**Extracted records:**
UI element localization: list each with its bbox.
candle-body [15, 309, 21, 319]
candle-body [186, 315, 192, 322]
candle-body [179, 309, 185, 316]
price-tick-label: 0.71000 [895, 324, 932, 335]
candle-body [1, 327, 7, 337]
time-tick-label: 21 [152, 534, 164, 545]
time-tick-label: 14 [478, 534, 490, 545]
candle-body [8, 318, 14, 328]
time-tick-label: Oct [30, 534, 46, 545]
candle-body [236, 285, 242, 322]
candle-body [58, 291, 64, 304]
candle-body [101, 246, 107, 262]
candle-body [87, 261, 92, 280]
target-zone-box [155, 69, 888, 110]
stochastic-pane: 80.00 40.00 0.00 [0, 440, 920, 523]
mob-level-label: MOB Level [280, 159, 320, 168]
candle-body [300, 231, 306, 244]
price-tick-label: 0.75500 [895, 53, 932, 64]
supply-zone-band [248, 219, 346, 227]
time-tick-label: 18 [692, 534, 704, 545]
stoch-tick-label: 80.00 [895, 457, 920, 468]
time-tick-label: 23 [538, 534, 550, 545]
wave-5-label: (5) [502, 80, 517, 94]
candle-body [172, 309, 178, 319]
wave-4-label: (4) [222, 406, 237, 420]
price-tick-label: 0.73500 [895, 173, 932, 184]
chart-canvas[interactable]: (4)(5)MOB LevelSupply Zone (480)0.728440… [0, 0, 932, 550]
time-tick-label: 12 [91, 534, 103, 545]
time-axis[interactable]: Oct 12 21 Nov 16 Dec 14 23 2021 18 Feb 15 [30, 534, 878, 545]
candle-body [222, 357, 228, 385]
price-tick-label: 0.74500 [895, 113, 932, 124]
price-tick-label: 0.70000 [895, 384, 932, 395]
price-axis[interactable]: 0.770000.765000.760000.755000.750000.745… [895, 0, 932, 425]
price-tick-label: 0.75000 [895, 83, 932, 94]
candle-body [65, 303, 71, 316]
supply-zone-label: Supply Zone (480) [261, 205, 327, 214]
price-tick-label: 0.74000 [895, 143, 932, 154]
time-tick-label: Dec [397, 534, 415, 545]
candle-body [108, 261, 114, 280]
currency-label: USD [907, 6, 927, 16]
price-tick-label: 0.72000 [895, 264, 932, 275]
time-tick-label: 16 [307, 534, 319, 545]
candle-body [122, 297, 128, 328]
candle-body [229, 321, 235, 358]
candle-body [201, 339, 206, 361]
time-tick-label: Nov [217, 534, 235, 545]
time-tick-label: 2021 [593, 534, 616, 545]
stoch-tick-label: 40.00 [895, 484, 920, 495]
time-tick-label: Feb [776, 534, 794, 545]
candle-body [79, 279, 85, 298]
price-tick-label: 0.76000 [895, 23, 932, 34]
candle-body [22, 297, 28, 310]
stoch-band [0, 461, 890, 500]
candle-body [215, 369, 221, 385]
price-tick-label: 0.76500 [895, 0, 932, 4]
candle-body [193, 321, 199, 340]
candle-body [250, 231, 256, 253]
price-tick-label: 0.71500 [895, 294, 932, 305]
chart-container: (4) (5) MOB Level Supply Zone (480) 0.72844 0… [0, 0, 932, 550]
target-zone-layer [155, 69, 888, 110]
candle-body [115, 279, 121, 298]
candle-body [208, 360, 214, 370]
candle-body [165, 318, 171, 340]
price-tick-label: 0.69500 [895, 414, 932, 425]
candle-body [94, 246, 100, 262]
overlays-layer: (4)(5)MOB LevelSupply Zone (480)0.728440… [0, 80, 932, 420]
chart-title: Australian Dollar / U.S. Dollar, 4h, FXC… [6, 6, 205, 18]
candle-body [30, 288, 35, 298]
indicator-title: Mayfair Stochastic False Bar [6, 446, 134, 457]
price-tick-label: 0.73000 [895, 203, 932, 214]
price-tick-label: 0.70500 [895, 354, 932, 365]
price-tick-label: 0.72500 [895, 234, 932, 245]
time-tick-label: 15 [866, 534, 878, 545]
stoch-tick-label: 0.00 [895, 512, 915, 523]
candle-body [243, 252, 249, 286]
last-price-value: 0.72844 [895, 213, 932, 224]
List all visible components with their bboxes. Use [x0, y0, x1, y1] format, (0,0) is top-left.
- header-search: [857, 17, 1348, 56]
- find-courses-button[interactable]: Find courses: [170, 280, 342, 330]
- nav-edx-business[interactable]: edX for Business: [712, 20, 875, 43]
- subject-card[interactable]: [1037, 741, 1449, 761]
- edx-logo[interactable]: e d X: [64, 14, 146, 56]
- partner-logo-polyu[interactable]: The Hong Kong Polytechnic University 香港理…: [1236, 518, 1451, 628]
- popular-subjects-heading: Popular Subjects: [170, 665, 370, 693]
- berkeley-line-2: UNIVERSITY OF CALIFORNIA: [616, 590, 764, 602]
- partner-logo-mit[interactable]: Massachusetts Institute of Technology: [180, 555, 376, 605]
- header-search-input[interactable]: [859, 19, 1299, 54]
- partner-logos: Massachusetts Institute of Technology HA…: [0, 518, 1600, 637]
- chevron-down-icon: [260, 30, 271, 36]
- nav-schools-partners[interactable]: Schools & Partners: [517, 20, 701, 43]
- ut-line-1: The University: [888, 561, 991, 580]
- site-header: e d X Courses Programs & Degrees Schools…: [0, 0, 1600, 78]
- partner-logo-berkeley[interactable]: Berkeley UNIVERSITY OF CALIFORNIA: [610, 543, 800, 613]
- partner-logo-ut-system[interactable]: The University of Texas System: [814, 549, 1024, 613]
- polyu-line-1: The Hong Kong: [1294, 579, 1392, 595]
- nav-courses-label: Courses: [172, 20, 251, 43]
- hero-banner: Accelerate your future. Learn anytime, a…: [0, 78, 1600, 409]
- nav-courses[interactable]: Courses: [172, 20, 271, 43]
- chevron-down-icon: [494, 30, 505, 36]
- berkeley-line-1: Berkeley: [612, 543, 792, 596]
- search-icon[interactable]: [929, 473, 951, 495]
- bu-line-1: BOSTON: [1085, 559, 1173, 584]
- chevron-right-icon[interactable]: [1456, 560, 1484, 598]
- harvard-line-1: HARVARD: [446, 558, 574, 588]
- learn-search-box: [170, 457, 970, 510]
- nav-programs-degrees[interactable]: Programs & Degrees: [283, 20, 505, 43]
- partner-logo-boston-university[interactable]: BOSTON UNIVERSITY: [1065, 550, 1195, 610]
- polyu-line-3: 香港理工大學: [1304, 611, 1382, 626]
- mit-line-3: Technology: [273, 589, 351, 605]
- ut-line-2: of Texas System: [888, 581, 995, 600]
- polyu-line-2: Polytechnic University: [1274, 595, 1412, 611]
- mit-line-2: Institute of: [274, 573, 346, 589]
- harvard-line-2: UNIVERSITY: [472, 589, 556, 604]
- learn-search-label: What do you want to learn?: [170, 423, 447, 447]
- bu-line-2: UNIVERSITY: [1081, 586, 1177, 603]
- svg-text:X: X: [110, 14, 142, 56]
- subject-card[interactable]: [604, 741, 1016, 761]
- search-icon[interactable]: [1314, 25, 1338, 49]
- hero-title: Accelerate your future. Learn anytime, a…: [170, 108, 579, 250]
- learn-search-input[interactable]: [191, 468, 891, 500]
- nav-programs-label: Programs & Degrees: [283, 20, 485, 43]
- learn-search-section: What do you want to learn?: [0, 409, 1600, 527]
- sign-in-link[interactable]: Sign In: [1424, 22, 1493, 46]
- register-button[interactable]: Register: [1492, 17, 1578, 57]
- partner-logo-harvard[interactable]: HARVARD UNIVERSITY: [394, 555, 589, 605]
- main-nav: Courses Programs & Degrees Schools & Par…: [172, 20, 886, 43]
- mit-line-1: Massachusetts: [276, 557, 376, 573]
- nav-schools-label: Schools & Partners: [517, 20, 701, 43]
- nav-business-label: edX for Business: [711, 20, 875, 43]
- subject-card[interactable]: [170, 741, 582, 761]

--

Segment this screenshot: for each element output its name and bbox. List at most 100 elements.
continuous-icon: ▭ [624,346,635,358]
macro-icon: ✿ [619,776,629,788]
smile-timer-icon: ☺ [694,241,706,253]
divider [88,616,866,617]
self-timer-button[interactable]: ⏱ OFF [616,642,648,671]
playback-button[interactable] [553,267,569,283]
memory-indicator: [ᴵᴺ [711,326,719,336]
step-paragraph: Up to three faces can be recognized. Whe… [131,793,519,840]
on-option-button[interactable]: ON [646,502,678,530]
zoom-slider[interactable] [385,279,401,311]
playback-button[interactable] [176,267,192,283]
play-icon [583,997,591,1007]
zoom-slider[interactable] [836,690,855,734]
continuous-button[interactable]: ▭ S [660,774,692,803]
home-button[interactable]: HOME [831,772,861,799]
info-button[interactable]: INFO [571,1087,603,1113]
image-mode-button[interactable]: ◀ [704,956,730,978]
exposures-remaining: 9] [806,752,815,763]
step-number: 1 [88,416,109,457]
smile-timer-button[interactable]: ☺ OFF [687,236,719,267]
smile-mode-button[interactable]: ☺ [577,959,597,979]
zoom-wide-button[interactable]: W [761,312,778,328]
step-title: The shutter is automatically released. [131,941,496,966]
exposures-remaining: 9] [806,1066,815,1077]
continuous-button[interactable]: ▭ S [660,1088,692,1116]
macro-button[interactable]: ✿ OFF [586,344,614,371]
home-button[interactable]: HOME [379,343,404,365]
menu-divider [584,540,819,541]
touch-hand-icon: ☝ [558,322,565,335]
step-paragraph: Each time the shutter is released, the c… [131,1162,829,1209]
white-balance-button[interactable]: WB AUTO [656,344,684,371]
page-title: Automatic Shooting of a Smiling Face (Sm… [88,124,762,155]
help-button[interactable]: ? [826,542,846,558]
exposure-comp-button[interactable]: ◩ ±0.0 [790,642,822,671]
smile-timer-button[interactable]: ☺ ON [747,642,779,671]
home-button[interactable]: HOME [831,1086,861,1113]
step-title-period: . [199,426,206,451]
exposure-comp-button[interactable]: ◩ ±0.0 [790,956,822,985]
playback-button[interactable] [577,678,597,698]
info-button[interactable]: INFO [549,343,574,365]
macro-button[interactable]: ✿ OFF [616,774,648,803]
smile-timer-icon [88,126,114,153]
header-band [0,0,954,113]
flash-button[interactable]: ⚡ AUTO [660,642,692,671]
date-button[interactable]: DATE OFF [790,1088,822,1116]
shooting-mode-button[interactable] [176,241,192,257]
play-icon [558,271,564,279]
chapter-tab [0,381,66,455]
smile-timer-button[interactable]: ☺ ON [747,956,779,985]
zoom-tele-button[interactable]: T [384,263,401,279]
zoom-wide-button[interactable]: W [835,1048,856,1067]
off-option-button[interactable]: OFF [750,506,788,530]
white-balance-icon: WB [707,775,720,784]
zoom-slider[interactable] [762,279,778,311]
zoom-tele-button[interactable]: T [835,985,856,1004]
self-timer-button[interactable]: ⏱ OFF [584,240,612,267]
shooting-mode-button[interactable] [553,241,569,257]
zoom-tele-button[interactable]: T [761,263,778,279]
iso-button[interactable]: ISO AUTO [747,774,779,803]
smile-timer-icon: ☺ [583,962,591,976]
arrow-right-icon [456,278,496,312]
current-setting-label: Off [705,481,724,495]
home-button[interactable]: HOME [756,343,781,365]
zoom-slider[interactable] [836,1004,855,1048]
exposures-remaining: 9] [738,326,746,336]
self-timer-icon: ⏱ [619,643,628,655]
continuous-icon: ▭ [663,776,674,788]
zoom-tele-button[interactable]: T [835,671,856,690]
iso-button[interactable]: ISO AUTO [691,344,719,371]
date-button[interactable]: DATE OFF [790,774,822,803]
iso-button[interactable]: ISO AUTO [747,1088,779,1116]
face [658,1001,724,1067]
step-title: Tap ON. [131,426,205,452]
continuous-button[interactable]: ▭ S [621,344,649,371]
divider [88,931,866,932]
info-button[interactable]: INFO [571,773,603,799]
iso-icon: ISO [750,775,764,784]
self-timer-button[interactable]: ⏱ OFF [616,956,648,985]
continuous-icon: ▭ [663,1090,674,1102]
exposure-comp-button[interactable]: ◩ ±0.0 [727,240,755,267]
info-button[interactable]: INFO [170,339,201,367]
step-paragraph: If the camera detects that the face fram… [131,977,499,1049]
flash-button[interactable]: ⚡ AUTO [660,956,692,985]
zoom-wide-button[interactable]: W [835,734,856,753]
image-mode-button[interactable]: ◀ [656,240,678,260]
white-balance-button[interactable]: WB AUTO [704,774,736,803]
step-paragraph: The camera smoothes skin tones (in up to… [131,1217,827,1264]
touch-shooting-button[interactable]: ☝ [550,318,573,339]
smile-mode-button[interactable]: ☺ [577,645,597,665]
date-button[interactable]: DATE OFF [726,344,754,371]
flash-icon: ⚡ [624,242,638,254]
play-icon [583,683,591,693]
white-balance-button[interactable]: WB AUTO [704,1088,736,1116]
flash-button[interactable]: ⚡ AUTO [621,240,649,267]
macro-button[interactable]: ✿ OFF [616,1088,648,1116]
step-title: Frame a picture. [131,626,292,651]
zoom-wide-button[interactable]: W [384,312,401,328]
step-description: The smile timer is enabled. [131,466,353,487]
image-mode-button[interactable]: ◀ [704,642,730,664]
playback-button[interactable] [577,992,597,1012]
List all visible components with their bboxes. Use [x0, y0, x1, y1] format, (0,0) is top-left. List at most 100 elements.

**Task objective:** Reproduce the data starting at the line containing "Segment this screenshot: for" and ending at the line containing "memory-indicator: [ᴵᴺ [711,326,719,336]", both included.

**Result:**
Segment this screenshot: for each element output its name and bbox. List at most 100 elements.
continuous-icon: ▭ [624,346,635,358]
macro-icon: ✿ [619,776,629,788]
smile-timer-icon: ☺ [694,241,706,253]
divider [88,616,866,617]
self-timer-button[interactable]: ⏱ OFF [616,642,648,671]
playback-button[interactable] [553,267,569,283]
memory-indicator: [ᴵᴺ [711,326,719,336]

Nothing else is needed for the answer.